*Stated exercise 1*
Decide whether each statement agrees with the magneto-resistance passage: (a) the first free layer 18a lies between the upper metal layer 17 and the function layer 21; (b) the function layer 21 touches the spacer layer; (c) the magnetization direction of the function layer 21 is fixed. For each, answer yes or no and quote the deciding words of the passage.
## BEGIN Page excerpt
That is, the free layer 18 includes a first free layer 18a and a
second free layer 18b. Incidentally, the first free layer 18a is
provided between the upper metal layer 17 and the function layer
21, and the second free layer 18b is provided between the cap layer
19 and the function layer 21.
[0224] When the function layer 21 is provided inside the free layer
18 in this manner, the function layer 21 contributes to
spin-dependent bulk scattering as described above. Because oxygen
contained in the function layer 21 is restrained from being
diffused into the metal paths of the Current-confined-to-the-path
layer 23 when the function layer 21 is disposed in a position being
not in contact with the spacer layer, increase in resistivity of
the metal paths as caused by the presence of any oxygen element in
the Current-confined-to-the-path layer 23 can be avoided so that a
high MR ratio can be obtained. Incidentally, because the
magnetization direction of the function layer 21 is free in the
same manner as in Modification 1, the function layer 21 contributes
to improvement in the MR ratio of the magneto-resistance effect
device 10 without inhibition of the function of the free layer
18.
(Modification 8)
[0225] FIG. 15 is a view showing an eighth modification of the
magneto-resistance effect device 10 according to the second
embodiment.
## END Page excerpt
## BEGIN Rows
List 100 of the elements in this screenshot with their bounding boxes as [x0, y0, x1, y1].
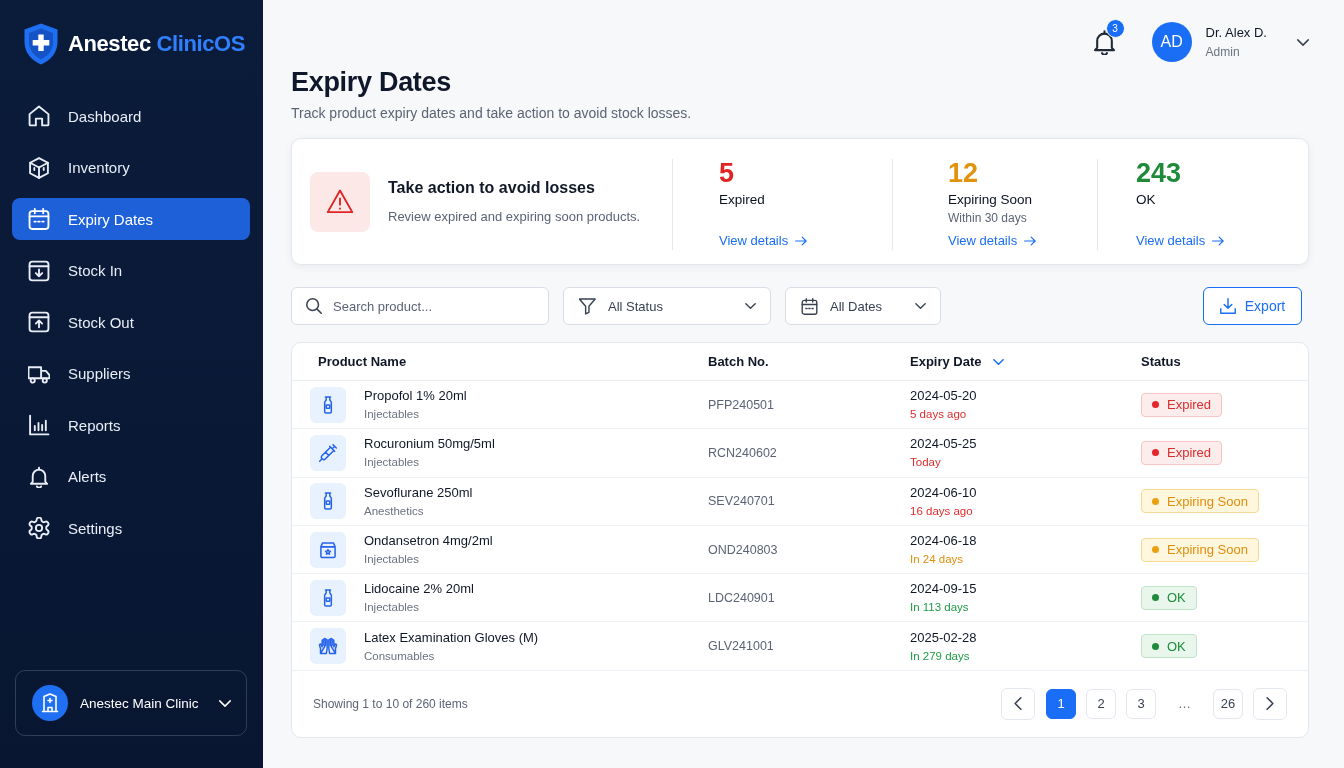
view-details-link[interactable]: View details	[948, 232, 1037, 250]
chevron-right-icon	[1266, 697, 1274, 711]
status-dot-icon	[1152, 642, 1159, 650]
nav-item[interactable]: Stock Out	[12, 301, 250, 343]
vial-icon	[310, 483, 346, 520]
user-name: Dr. Alex D.	[1205, 24, 1267, 41]
product-name: Lidocaine 2% 20ml	[364, 580, 474, 599]
stat-label: Expiring Soon	[948, 191, 1034, 209]
previous-page-button[interactable]	[1001, 687, 1035, 720]
status-text: Expiring Soon	[1167, 542, 1248, 558]
nav-item[interactable]: Dashboard	[12, 95, 250, 137]
expiry-note: In 279 days	[910, 648, 971, 664]
export-button[interactable]: Export	[1203, 287, 1302, 325]
page-button[interactable]: 2	[1086, 688, 1116, 719]
house-icon	[28, 105, 50, 127]
page-button[interactable]: 26	[1213, 688, 1243, 719]
warning-icon	[310, 171, 370, 232]
nav-item[interactable]: Settings	[12, 507, 250, 549]
pagination-summary: Showing 1 to 10 of 260 items	[313, 696, 468, 711]
batch-number: SEV240701	[708, 494, 776, 509]
nav-item[interactable]: Expiry Dates	[12, 198, 250, 240]
product-name: Sevoflurane 250ml	[364, 483, 473, 502]
nav-item[interactable]: Inventory	[12, 146, 250, 189]
page-ellipsis: …	[1177, 696, 1192, 712]
batch-number: OND240803	[708, 542, 779, 557]
nav-item[interactable]: Suppliers	[12, 352, 250, 395]
syringe-icon	[310, 434, 346, 471]
column-header: Expiry Date	[910, 354, 982, 369]
cube-icon	[28, 156, 50, 179]
status-dot-icon	[1152, 497, 1159, 505]
batch-number: LDC240901	[708, 590, 776, 605]
bar-chart-icon	[28, 414, 50, 436]
arrow-right-icon	[1024, 235, 1037, 247]
vial-icon	[310, 386, 346, 423]
status-text: Expiring Soon	[1167, 493, 1248, 509]
status-text: Expired	[1167, 445, 1212, 461]
product-name: Latex Examination Gloves (M)	[364, 628, 539, 647]
nav-item[interactable]: Alerts	[12, 455, 250, 498]
brand-name: Anestec ClinicOS	[68, 31, 245, 57]
arrow-right-icon	[1212, 235, 1225, 247]
status-text: OK	[1167, 638, 1186, 654]
product-category: Injectables	[364, 455, 420, 471]
status-dot-icon	[1152, 594, 1159, 602]
nav-item[interactable]: Reports	[12, 404, 250, 446]
calendar-icon	[28, 208, 50, 230]
column-header: Batch No.	[708, 354, 769, 369]
page-subtitle: Track product expiry dates and take action to avoid stock losses.	[291, 104, 693, 123]
sort-chevron-icon[interactable]	[992, 358, 1004, 365]
column-header: Status	[1141, 354, 1181, 369]
page-button[interactable]: 3	[1126, 688, 1156, 719]
user-avatar[interactable]: AD	[1151, 22, 1192, 62]
view-details-link[interactable]: View details	[1136, 232, 1225, 250]
page-button[interactable]: 1	[1046, 688, 1076, 719]
building-icon	[32, 685, 68, 721]
expiry-date: 2024-05-25	[910, 435, 978, 454]
column-header: Product Name	[318, 354, 407, 369]
expiry-note: Today	[910, 455, 942, 471]
stat-note: Within 30 days	[948, 210, 1028, 227]
expiry-note: In 113 days	[910, 600, 970, 616]
status-dot-icon	[1152, 546, 1159, 554]
expiry-date: 2024-09-15	[910, 580, 978, 599]
chevron-left-icon	[1014, 697, 1022, 711]
search-icon	[306, 298, 322, 314]
search-field[interactable]: Search product...	[291, 287, 549, 325]
chevron-down-icon[interactable]	[1297, 38, 1309, 46]
filter-icon	[579, 297, 596, 315]
product-category: Anesthetics	[364, 503, 425, 519]
batch-number: RCN240602	[708, 445, 778, 460]
calendar-icon	[801, 297, 818, 315]
clinic-selector[interactable]: Anestec Main Clinic	[15, 670, 247, 736]
product-name: Rocuronium 50mg/5ml	[364, 435, 495, 454]
vial-icon	[310, 579, 346, 616]
filter-dropdown[interactable]: All Dates	[785, 287, 941, 325]
stat-value: 5	[719, 159, 736, 187]
product-name: Ondansetron 4mg/2ml	[364, 532, 493, 551]
expiry-note: In 24 days	[910, 552, 965, 568]
status-dot-icon	[1152, 449, 1159, 457]
expiry-date: 2025-02-28	[910, 628, 978, 647]
status-text: Expired	[1167, 397, 1212, 413]
nav-item[interactable]: Stock In	[12, 249, 250, 292]
expiry-date: 2024-05-20	[910, 387, 978, 406]
bell-icon	[28, 465, 50, 488]
shield-cross-logo-icon	[22, 22, 60, 66]
next-page-button[interactable]	[1253, 687, 1287, 720]
expiry-note: 16 days ago	[910, 503, 974, 519]
batch-number: PFP240501	[708, 397, 776, 412]
expiry-date: 2024-06-18	[910, 532, 978, 551]
status-text: OK	[1167, 590, 1186, 606]
chevron-down-icon	[219, 699, 231, 707]
filter-dropdown[interactable]: All Status	[563, 287, 771, 325]
product-category: Injectables	[364, 407, 420, 423]
product-category: Consumables	[364, 648, 436, 664]
product-name: Propofol 1% 20ml	[364, 387, 467, 406]
expiry-date: 2024-06-10	[910, 483, 978, 502]
product-category: Injectables	[364, 552, 420, 568]
status-dot-icon	[1152, 401, 1159, 409]
download-icon	[1219, 298, 1236, 314]
expiry-note: 5 days ago	[910, 407, 968, 423]
batch-number: GLV241001	[708, 639, 775, 654]
view-details-link[interactable]: View details	[719, 232, 808, 250]
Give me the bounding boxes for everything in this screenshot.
## END Rows
*Stated exercise 2*
Return, unchanged, the lines of the records from the line with "232, 1037, 250]" to the line with "688, 1243, 719]", both included, and nothing else.

*Worked answer 1*
(a) Yes: "the first free layer 18a is provided between the upper metal layer 17 and the function layer 21"
(b) No: "when the function layer 21 is disposed in a position being not in contact with the spacer layer"
(c) No: "the magnetization direction of the function layer 21 is free"

*Worked answer 2*
view-details-link[interactable]: View details	[948, 232, 1037, 250]
chevron-right-icon	[1266, 697, 1274, 711]
status-dot-icon	[1152, 642, 1159, 650]
nav-item[interactable]: Stock Out	[12, 301, 250, 343]
vial-icon	[310, 483, 346, 520]
user-name: Dr. Alex D.	[1205, 24, 1267, 41]
product-name: Lidocaine 2% 20ml	[364, 580, 474, 599]
stat-label: Expiring Soon	[948, 191, 1034, 209]
previous-page-button[interactable]	[1001, 687, 1035, 720]
status-text: Expiring Soon	[1167, 542, 1248, 558]
nav-item[interactable]: Dashboard	[12, 95, 250, 137]
expiry-note: In 279 days	[910, 648, 971, 664]
export-button[interactable]: Export	[1203, 287, 1302, 325]
page-button[interactable]: 2	[1086, 688, 1116, 719]
house-icon	[28, 105, 50, 127]
page-button[interactable]: 26	[1213, 688, 1243, 719]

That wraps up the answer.